>> begin Task input

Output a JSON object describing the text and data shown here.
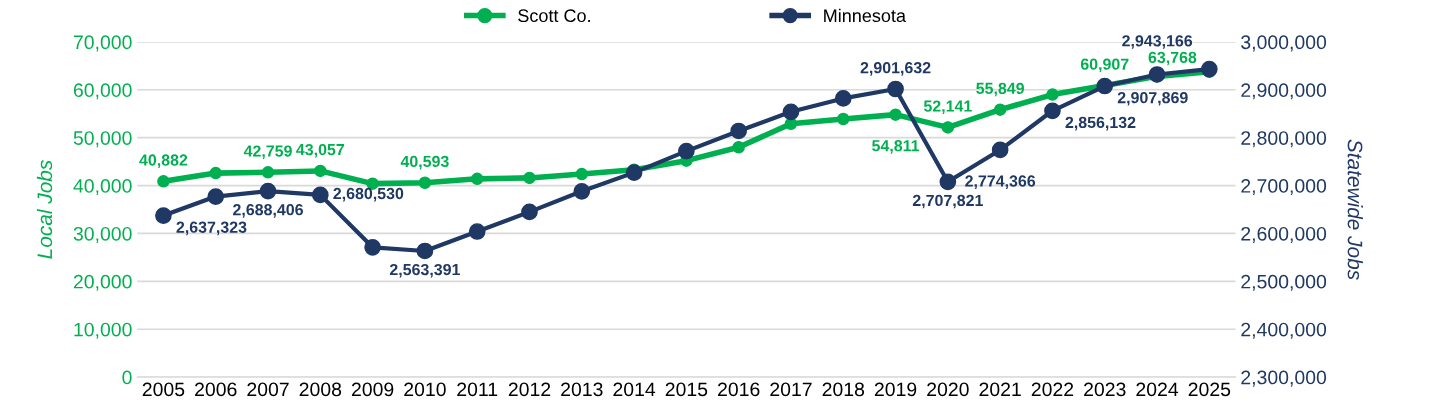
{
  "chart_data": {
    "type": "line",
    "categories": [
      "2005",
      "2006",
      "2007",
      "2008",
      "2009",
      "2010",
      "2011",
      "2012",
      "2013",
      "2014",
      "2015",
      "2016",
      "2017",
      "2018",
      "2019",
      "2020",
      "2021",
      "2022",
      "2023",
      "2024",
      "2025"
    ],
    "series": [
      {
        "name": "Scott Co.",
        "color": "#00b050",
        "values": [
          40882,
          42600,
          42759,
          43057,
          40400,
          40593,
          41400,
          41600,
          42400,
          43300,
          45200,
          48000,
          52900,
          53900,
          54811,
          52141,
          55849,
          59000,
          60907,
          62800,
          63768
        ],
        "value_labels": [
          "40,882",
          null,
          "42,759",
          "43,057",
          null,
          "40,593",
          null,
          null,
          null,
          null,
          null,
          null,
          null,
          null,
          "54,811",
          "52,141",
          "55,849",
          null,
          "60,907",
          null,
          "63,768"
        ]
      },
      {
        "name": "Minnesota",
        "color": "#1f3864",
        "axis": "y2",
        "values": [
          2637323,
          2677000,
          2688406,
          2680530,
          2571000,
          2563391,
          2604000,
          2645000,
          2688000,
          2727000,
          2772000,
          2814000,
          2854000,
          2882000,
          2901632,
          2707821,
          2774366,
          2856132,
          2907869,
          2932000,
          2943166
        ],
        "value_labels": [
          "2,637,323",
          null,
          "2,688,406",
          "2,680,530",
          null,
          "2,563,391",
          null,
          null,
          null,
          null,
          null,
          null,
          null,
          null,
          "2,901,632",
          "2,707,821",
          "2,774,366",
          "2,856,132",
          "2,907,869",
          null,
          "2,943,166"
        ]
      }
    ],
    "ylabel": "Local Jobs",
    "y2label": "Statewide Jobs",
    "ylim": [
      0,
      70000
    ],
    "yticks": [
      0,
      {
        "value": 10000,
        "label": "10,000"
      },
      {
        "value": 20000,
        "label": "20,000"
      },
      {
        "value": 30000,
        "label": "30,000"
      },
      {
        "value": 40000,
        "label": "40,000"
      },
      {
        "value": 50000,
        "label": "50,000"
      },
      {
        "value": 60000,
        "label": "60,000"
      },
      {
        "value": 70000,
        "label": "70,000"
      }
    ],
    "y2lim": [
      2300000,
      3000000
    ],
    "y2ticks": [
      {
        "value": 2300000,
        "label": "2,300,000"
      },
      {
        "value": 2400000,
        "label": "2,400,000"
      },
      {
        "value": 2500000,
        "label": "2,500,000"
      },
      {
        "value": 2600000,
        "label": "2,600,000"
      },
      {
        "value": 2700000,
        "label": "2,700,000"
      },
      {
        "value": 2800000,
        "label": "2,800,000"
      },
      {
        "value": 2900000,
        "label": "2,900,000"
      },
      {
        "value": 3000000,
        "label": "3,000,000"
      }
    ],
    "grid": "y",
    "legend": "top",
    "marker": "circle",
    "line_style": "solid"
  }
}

>> end Task input

• **What needs to be done**: Except for the pictures, copy the material above exactly.

• **Solution to this task**:
Output a JSON object describing the text and data shown here.
{
  "chart_data": {
    "type": "line",
    "categories": [
      "2005",
      "2006",
      "2007",
      "2008",
      "2009",
      "2010",
      "2011",
      "2012",
      "2013",
      "2014",
      "2015",
      "2016",
      "2017",
      "2018",
      "2019",
      "2020",
      "2021",
      "2022",
      "2023",
      "2024",
      "2025"
    ],
    "series": [
      {
        "name": "Scott Co.",
        "color": "#00b050",
        "values": [
          40882,
          42600,
          42759,
          43057,
          40400,
          40593,
          41400,
          41600,
          42400,
          43300,
          45200,
          48000,
          52900,
          53900,
          54811,
          52141,
          55849,
          59000,
          60907,
          62800,
          63768
        ],
        "value_labels": [
          "40,882",
          null,
          "42,759",
          "43,057",
          null,
          "40,593",
          null,
          null,
          null,
          null,
          null,
          null,
          null,
          null,
          "54,811",
          "52,141",
          "55,849",
          null,
          "60,907",
          null,
          "63,768"
        ]
      },
      {
        "name": "Minnesota",
        "color": "#1f3864",
        "axis": "y2",
        "values": [
          2637323,
          2677000,
          2688406,
          2680530,
          2571000,
          2563391,
          2604000,
          2645000,
          2688000,
          2727000,
          2772000,
          2814000,
          2854000,
          2882000,
          2901632,
          2707821,
          2774366,
          2856132,
          2907869,
          2932000,
          2943166
        ],
        "value_labels": [
          "2,637,323",
          null,
          "2,688,406",
          "2,680,530",
          null,
          "2,563,391",
          null,
          null,
          null,
          null,
          null,
          null,
          null,
          null,
          "2,901,632",
          "2,707,821",
          "2,774,366",
          "2,856,132",
          "2,907,869",
          null,
          "2,943,166"
        ]
      }
    ],
    "ylabel": "Local Jobs",
    "y2label": "Statewide Jobs",
    "ylim": [
      0,
      70000
    ],
    "yticks": [
      0,
      {
        "value": 10000,
        "label": "10,000"
      },
      {
        "value": 20000,
        "label": "20,000"
      },
      {
        "value": 30000,
        "label": "30,000"
      },
      {
        "value": 40000,
        "label": "40,000"
      },
      {
        "value": 50000,
        "label": "50,000"
      },
      {
        "value": 60000,
        "label": "60,000"
      },
      {
        "value": 70000,
        "label": "70,000"
      }
    ],
    "y2lim": [
      2300000,
      3000000
    ],
    "y2ticks": [
      {
        "value": 2300000,
        "label": "2,300,000"
      },
      {
        "value": 2400000,
        "label": "2,400,000"
      },
      {
        "value": 2500000,
        "label": "2,500,000"
      },
      {
        "value": 2600000,
        "label": "2,600,000"
      },
      {
        "value": 2700000,
        "label": "2,700,000"
      },
      {
        "value": 2800000,
        "label": "2,800,000"
      },
      {
        "value": 2900000,
        "label": "2,900,000"
      },
      {
        "value": 3000000,
        "label": "3,000,000"
      }
    ],
    "grid": "y",
    "legend": "top",
    "marker": "circle",
    "line_style": "solid"
  }
}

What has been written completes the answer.